[Figure collection entries]
+ + + +
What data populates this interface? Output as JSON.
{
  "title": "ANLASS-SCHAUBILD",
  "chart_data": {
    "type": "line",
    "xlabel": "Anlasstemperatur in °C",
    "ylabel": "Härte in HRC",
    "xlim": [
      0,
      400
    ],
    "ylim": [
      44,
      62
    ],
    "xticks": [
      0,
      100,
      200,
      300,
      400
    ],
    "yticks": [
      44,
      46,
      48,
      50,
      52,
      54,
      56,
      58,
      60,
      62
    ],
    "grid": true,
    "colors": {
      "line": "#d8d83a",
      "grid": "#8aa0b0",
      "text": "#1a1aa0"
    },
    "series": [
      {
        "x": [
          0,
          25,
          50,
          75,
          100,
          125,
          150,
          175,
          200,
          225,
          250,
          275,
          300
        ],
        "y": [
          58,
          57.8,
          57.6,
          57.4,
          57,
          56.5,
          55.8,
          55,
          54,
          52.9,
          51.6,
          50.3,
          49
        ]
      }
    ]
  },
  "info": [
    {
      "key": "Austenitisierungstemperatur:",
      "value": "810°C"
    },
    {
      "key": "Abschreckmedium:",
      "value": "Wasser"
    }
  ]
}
+ + + +
| WHAT TO DO |
Reproduce the entries above in full by retyping them exactly.

| THE REPLY |
What data populates this interface? Output as JSON.
{
  "title": "ANLASS-SCHAUBILD",
  "chart_data": {
    "type": "line",
    "xlabel": "Anlasstemperatur in °C",
    "ylabel": "Härte in HRC",
    "xlim": [
      0,
      400
    ],
    "ylim": [
      44,
      62
    ],
    "xticks": [
      0,
      100,
      200,
      300,
      400
    ],
    "yticks": [
      44,
      46,
      48,
      50,
      52,
      54,
      56,
      58,
      60,
      62
    ],
    "grid": true,
    "colors": {
      "line": "#d8d83a",
      "grid": "#8aa0b0",
      "text": "#1a1aa0"
    },
    "series": [
      {
        "x": [
          0,
          25,
          50,
          75,
          100,
          125,
          150,
          175,
          200,
          225,
          250,
          275,
          300
        ],
        "y": [
          58,
          57.8,
          57.6,
          57.4,
          57,
          56.5,
          55.8,
          55,
          54,
          52.9,
          51.6,
          50.3,
          49
        ]
      }
    ]
  },
  "info": [
    {
      "key": "Austenitisierungstemperatur:",
      "value": "810°C"
    },
    {
      "key": "Abschreckmedium:",
      "value": "Wasser"
    }
  ]
}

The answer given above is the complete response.